→ **EXERCISE DIRECTIONS**: Look through the records below and collect all lines that hold the string "neutron".

================================

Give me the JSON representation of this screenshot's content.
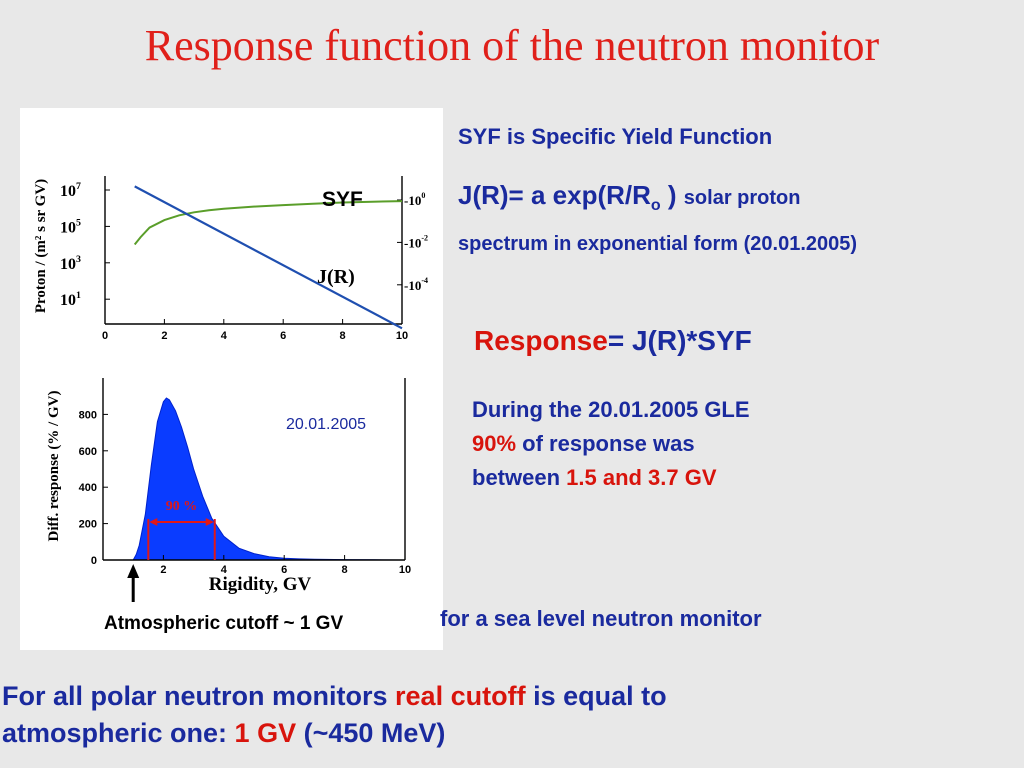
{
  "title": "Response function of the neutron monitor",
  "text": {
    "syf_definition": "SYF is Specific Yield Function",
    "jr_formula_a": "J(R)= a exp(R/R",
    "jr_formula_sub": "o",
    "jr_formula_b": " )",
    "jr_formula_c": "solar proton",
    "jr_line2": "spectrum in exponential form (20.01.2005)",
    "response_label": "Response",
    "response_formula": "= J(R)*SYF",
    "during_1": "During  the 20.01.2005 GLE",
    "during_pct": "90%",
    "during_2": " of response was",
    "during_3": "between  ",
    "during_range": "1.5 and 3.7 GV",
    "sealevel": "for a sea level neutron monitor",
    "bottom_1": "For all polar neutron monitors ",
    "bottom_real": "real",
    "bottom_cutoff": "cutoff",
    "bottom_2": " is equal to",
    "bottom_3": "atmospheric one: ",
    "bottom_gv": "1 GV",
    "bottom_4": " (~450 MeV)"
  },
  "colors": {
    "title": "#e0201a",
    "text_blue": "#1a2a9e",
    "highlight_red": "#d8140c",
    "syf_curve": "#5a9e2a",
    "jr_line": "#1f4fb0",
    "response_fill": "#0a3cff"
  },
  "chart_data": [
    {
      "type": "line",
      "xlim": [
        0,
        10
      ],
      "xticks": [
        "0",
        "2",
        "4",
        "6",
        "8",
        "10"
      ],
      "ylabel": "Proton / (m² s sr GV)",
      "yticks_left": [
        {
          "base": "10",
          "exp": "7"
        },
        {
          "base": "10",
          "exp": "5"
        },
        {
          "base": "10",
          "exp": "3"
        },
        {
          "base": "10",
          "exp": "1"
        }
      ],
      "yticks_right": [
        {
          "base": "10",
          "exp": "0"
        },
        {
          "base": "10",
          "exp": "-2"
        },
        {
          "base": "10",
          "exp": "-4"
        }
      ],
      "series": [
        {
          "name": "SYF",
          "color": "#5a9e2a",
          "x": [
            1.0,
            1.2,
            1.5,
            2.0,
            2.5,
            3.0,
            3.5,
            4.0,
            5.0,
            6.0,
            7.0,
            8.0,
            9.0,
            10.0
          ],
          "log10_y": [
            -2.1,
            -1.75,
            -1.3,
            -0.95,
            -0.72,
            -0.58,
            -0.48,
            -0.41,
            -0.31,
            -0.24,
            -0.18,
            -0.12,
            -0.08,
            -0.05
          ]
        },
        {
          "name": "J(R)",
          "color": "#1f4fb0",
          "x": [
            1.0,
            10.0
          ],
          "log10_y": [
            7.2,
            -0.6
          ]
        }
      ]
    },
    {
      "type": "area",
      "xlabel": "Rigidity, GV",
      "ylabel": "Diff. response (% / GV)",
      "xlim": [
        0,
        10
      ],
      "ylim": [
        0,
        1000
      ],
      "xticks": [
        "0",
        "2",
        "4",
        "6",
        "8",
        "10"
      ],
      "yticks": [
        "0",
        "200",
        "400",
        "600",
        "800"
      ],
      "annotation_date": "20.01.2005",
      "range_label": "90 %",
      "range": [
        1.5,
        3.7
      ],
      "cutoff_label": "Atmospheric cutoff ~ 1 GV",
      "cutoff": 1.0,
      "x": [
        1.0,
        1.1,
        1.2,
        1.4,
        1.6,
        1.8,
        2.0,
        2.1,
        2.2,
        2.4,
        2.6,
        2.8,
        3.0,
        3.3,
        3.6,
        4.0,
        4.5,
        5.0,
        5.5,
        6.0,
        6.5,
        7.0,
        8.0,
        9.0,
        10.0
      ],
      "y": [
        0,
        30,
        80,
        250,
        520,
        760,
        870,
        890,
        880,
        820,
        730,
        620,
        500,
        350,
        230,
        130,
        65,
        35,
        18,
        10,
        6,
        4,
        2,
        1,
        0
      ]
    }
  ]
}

================================

→ **WRITTEN RESPONSE**:
  "title": "Response function of the neutron monitor",
    "sealevel": "for a sea level neutron monitor",
    "bottom_1": "For all polar neutron monitors ",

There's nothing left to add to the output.